Switch each "x-tick-label" in the listing below to "x-axis-label", and give the listing again with nothing else altered.
* begin *
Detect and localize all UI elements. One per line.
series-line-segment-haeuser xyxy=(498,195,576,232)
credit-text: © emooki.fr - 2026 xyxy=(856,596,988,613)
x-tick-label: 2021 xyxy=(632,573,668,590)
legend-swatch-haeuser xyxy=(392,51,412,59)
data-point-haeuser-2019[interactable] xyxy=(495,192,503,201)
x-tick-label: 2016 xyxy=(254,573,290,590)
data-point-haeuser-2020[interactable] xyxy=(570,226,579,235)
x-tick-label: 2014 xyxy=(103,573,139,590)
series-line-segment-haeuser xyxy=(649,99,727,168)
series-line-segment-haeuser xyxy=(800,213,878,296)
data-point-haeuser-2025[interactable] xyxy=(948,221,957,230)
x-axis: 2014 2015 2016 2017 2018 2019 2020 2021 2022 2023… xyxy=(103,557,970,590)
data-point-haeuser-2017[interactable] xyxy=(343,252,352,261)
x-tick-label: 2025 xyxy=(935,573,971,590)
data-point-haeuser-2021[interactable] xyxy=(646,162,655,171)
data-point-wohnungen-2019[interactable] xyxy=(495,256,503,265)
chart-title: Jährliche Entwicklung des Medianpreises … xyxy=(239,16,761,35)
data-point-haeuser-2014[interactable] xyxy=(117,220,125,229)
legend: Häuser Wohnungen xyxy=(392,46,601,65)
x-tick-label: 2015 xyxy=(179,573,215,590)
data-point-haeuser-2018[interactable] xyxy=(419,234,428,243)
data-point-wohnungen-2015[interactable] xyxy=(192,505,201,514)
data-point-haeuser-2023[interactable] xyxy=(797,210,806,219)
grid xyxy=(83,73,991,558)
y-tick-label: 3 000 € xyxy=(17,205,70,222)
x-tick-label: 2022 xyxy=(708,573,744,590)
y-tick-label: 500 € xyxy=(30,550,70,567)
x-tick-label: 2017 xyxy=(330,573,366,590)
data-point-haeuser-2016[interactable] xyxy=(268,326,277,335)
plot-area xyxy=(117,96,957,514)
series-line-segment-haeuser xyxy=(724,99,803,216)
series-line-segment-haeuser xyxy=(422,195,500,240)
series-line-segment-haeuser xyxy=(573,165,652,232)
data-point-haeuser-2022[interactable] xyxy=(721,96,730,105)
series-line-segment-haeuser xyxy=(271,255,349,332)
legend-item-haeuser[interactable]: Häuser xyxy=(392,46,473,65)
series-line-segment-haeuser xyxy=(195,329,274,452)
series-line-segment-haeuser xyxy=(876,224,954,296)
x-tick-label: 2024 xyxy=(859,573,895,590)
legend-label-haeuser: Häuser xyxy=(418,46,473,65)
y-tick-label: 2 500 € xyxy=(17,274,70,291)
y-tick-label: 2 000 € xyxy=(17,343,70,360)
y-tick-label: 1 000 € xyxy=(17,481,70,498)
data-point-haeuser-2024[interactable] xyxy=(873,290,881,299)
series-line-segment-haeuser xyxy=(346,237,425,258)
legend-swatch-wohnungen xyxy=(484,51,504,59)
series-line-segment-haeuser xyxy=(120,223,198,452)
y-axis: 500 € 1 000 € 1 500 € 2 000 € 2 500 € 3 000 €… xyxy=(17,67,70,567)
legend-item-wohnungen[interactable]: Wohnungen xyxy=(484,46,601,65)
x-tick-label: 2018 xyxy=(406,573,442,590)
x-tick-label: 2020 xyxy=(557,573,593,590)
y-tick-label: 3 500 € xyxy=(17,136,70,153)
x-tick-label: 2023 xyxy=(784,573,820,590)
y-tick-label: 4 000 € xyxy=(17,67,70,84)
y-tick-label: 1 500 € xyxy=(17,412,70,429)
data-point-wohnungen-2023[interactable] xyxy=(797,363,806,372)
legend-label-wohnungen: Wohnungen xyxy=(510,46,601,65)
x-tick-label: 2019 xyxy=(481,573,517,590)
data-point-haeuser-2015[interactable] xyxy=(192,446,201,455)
* end *
■ TASK SOLUTION ■
Detect and localize all UI elements. One per line.
series-line-segment-haeuser xyxy=(498,195,576,232)
credit-text: © emooki.fr - 2026 xyxy=(856,596,988,613)
x-axis-label: 2021 xyxy=(632,573,668,590)
legend-swatch-haeuser xyxy=(392,51,412,59)
data-point-haeuser-2019[interactable] xyxy=(495,192,503,201)
x-axis-label: 2016 xyxy=(254,573,290,590)
data-point-haeuser-2020[interactable] xyxy=(570,226,579,235)
x-axis-label: 2014 xyxy=(103,573,139,590)
series-line-segment-haeuser xyxy=(649,99,727,168)
series-line-segment-haeuser xyxy=(800,213,878,296)
data-point-haeuser-2025[interactable] xyxy=(948,221,957,230)
x-axis: 2014 2015 2016 2017 2018 2019 2020 2021 2022 2023… xyxy=(103,557,970,590)
data-point-haeuser-2017[interactable] xyxy=(343,252,352,261)
x-axis-label: 2025 xyxy=(935,573,971,590)
data-point-haeuser-2021[interactable] xyxy=(646,162,655,171)
data-point-wohnungen-2019[interactable] xyxy=(495,256,503,265)
chart-title: Jährliche Entwicklung des Medianpreises … xyxy=(239,16,761,35)
data-point-haeuser-2014[interactable] xyxy=(117,220,125,229)
legend: Häuser Wohnungen xyxy=(392,46,601,65)
x-axis-label: 2015 xyxy=(179,573,215,590)
data-point-haeuser-2018[interactable] xyxy=(419,234,428,243)
data-point-wohnungen-2015[interactable] xyxy=(192,505,201,514)
data-point-haeuser-2023[interactable] xyxy=(797,210,806,219)
grid xyxy=(83,73,991,558)
y-tick-label: 3 000 € xyxy=(17,205,70,222)
x-axis-label: 2022 xyxy=(708,573,744,590)
y-tick-label: 500 € xyxy=(30,550,70,567)
x-axis-label: 2017 xyxy=(330,573,366,590)
data-point-haeuser-2016[interactable] xyxy=(268,326,277,335)
plot-area xyxy=(117,96,957,514)
series-line-segment-haeuser xyxy=(724,99,803,216)
series-line-segment-haeuser xyxy=(422,195,500,240)
series-line-segment-haeuser xyxy=(573,165,652,232)
data-point-haeuser-2022[interactable] xyxy=(721,96,730,105)
series-line-segment-haeuser xyxy=(271,255,349,332)
legend-item-haeuser[interactable]: Häuser xyxy=(392,46,473,65)
series-line-segment-haeuser xyxy=(195,329,274,452)
series-line-segment-haeuser xyxy=(876,224,954,296)
x-axis-label: 2024 xyxy=(859,573,895,590)
legend-label-haeuser: Häuser xyxy=(418,46,473,65)
y-tick-label: 2 500 € xyxy=(17,274,70,291)
y-tick-label: 2 000 € xyxy=(17,343,70,360)
y-tick-label: 1 000 € xyxy=(17,481,70,498)
data-point-haeuser-2024[interactable] xyxy=(873,290,881,299)
series-line-segment-haeuser xyxy=(346,237,425,258)
legend-swatch-wohnungen xyxy=(484,51,504,59)
series-line-segment-haeuser xyxy=(120,223,198,452)
y-axis: 500 € 1 000 € 1 500 € 2 000 € 2 500 € 3 000 €… xyxy=(17,67,70,567)
legend-item-wohnungen[interactable]: Wohnungen xyxy=(484,46,601,65)
x-axis-label: 2018 xyxy=(406,573,442,590)
x-axis-label: 2020 xyxy=(557,573,593,590)
y-tick-label: 3 500 € xyxy=(17,136,70,153)
x-axis-label: 2023 xyxy=(784,573,820,590)
y-tick-label: 4 000 € xyxy=(17,67,70,84)
y-tick-label: 1 500 € xyxy=(17,412,70,429)
data-point-wohnungen-2023[interactable] xyxy=(797,363,806,372)
legend-label-wohnungen: Wohnungen xyxy=(510,46,601,65)
x-axis-label: 2019 xyxy=(481,573,517,590)
data-point-haeuser-2015[interactable] xyxy=(192,446,201,455)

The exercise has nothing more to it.